━━ Input records
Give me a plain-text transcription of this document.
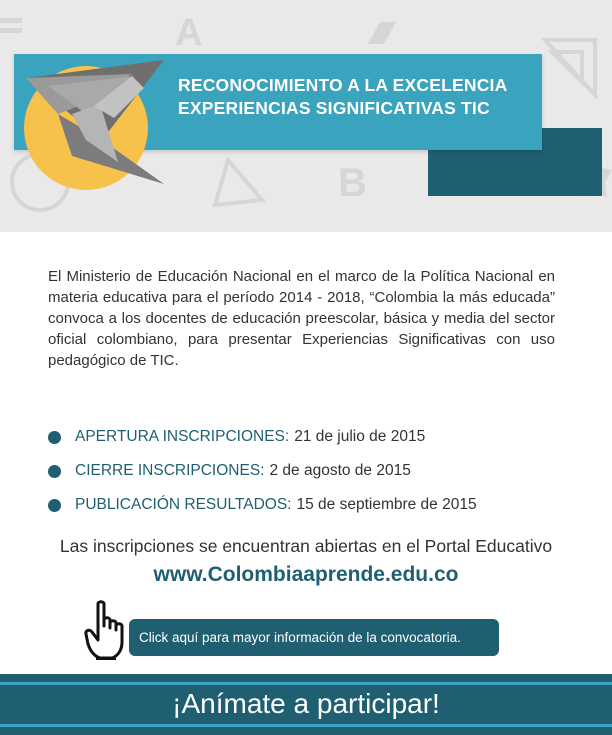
A
B
RECONOCIMIENTO A LA EXCELENCIA
EXPERIENCIAS SIGNIFICATIVAS TIC

El Ministerio de Educación Nacional en el marco de la Política Nacional en materia educativa para el período 2014 - 2018, “Colombia la más educada” convoca a los docentes de educación preescolar, básica y media del sector oficial colombiano, para presentar Experiencias Significativas con uso pedagógico de TIC.

APERTURA INSCRIPCIONES: 21 de julio de 2015
CIERRE INSCRIPCIONES: 2 de agosto de 2015
PUBLICACIÓN RESULTADOS: 15 de septiembre de 2015
Las inscripciones se encuentran abiertas en el Portal Educativo
www.Colombiaaprende.edu.co
Click aquí para mayor información de la convocatoria.
¡Anímate a participar!
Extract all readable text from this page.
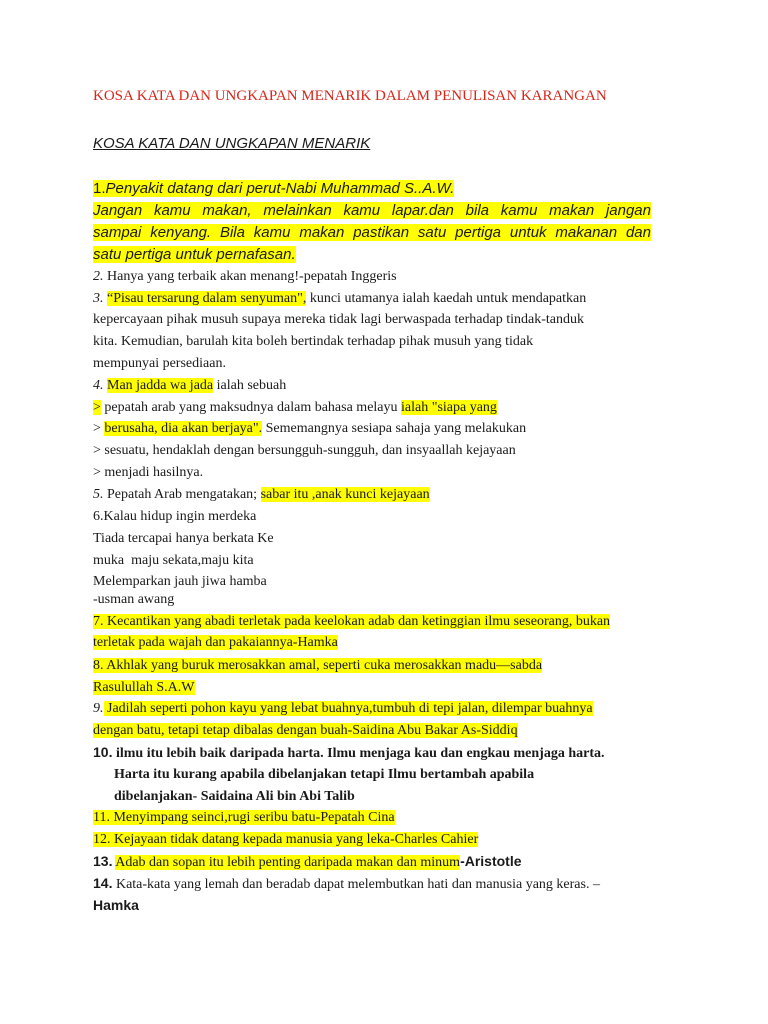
KOSA KATA DAN UNGKAPAN MENARIK DALAM PENULISAN KARANGAN
KOSA KATA DAN UNGKAPAN MENARIK
1.Penyakit datang dari perut-Nabi Muhammad S..A.W.
Jangan kamu makan, melainkan kamu lapar.dan bila kamu makan jangan
sampai kenyang. Bila kamu makan pastikan satu pertiga untuk makanan dan
satu pertiga untuk pernafasan.
2. Hanya yang terbaik akan menang!-pepatah Inggeris
3. “Pisau tersarung dalam senyuman", kunci utamanya ialah kaedah untuk mendapatkan
kepercayaan pihak musuh supaya mereka tidak lagi berwaspada terhadap tindak-tanduk
kita. Kemudian, barulah kita boleh bertindak terhadap pihak musuh yang tidak
mempunyai persediaan.
4. Man jadda wa jada ialah sebuah
> pepatah arab yang maksudnya dalam bahasa melayu ialah "siapa yang
> berusaha, dia akan berjaya". Sememangnya sesiapa sahaja yang melakukan
> sesuatu, hendaklah dengan bersungguh-sungguh, dan insyaallah kejayaan
> menjadi hasilnya.
5. Pepatah Arab mengatakan; sabar itu ,anak kunci kejayaan
6.Kalau hidup ingin merdeka
Tiada tercapai hanya berkata Ke
muka  maju sekata,maju kita
Melemparkan jauh jiwa hamba
-usman awang
7. Kecantikan yang abadi terletak pada keelokan adab dan ketinggian ilmu seseorang, bukan
terletak pada wajah dan pakaiannya-Hamka
8. Akhlak yang buruk merosakkan amal, seperti cuka merosakkan madu—sabda
Rasulullah S.A.W
9. Jadilah seperti pohon kayu yang lebat buahnya,tumbuh di tepi jalan, dilempar buahnya
dengan batu, tetapi tetap dibalas dengan buah-Saidina Abu Bakar As-Siddiq
10. ilmu itu lebih baik daripada harta. Ilmu menjaga kau dan engkau menjaga harta.
Harta itu kurang apabila dibelanjakan tetapi Ilmu bertambah apabila
dibelanjakan- Saidaina Ali bin Abi Talib
11. Menyimpang seinci,rugi seribu batu-Pepatah Cina
12. Kejayaan tidak datang kepada manusia yang leka-Charles Cahier
13. Adab dan sopan itu lebih penting daripada makan dan minum-Aristotle
14. Kata-kata yang lemah dan beradab dapat melembutkan hati dan manusia yang keras. –
Hamka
━━━━
Request:
Each entry above is to be written out again unchanged, apart from the pictures, which are left out.

Result for this exercise:
Give me a plain-text transcription of this document.
A
B
RECONOCIMIENTO A LA EXCELENCIA
EXPERIENCIAS SIGNIFICATIVAS TIC

El Ministerio de Educación Nacional en el marco de la Política Nacional en materia educativa para el período 2014 - 2018, “Colombia la más educada” convoca a los docentes de educación preescolar, básica y media del sector oficial colombiano, para presentar Experiencias Significativas con uso pedagógico de TIC.

APERTURA INSCRIPCIONES: 21 de julio de 2015
CIERRE INSCRIPCIONES: 2 de agosto de 2015
PUBLICACIÓN RESULTADOS: 15 de septiembre de 2015
Las inscripciones se encuentran abiertas en el Portal Educativo
www.Colombiaaprende.edu.co
Click aquí para mayor información de la convocatoria.
¡Anímate a participar!
Extract all readable text from this page.
KOSA KATA DAN UNGKAPAN MENARIK DALAM PENULISAN KARANGAN
KOSA KATA DAN UNGKAPAN MENARIK
1.Penyakit datang dari perut-Nabi Muhammad S..A.W.
Jangan kamu makan, melainkan kamu lapar.dan bila kamu makan jangan
sampai kenyang. Bila kamu makan pastikan satu pertiga untuk makanan dan
satu pertiga untuk pernafasan.
2. Hanya yang terbaik akan menang!-pepatah Inggeris
3. “Pisau tersarung dalam senyuman", kunci utamanya ialah kaedah untuk mendapatkan
kepercayaan pihak musuh supaya mereka tidak lagi berwaspada terhadap tindak-tanduk
kita. Kemudian, barulah kita boleh bertindak terhadap pihak musuh yang tidak
mempunyai persediaan.
4. Man jadda wa jada ialah sebuah
> pepatah arab yang maksudnya dalam bahasa melayu ialah "siapa yang
> berusaha, dia akan berjaya". Sememangnya sesiapa sahaja yang melakukan
> sesuatu, hendaklah dengan bersungguh-sungguh, dan insyaallah kejayaan
> menjadi hasilnya.
5. Pepatah Arab mengatakan; sabar itu ,anak kunci kejayaan
6.Kalau hidup ingin merdeka
Tiada tercapai hanya berkata Ke
muka  maju sekata,maju kita
Melemparkan jauh jiwa hamba
-usman awang
7. Kecantikan yang abadi terletak pada keelokan adab dan ketinggian ilmu seseorang, bukan
terletak pada wajah dan pakaiannya-Hamka
8. Akhlak yang buruk merosakkan amal, seperti cuka merosakkan madu—sabda
Rasulullah S.A.W
9. Jadilah seperti pohon kayu yang lebat buahnya,tumbuh di tepi jalan, dilempar buahnya
dengan batu, tetapi tetap dibalas dengan buah-Saidina Abu Bakar As-Siddiq
10. ilmu itu lebih baik daripada harta. Ilmu menjaga kau dan engkau menjaga harta.
Harta itu kurang apabila dibelanjakan tetapi Ilmu bertambah apabila
dibelanjakan- Saidaina Ali bin Abi Talib
11. Menyimpang seinci,rugi seribu batu-Pepatah Cina
12. Kejayaan tidak datang kepada manusia yang leka-Charles Cahier
13. Adab dan sopan itu lebih penting daripada makan dan minum-Aristotle
14. Kata-kata yang lemah dan beradab dapat melembutkan hati dan manusia yang keras. –
Hamka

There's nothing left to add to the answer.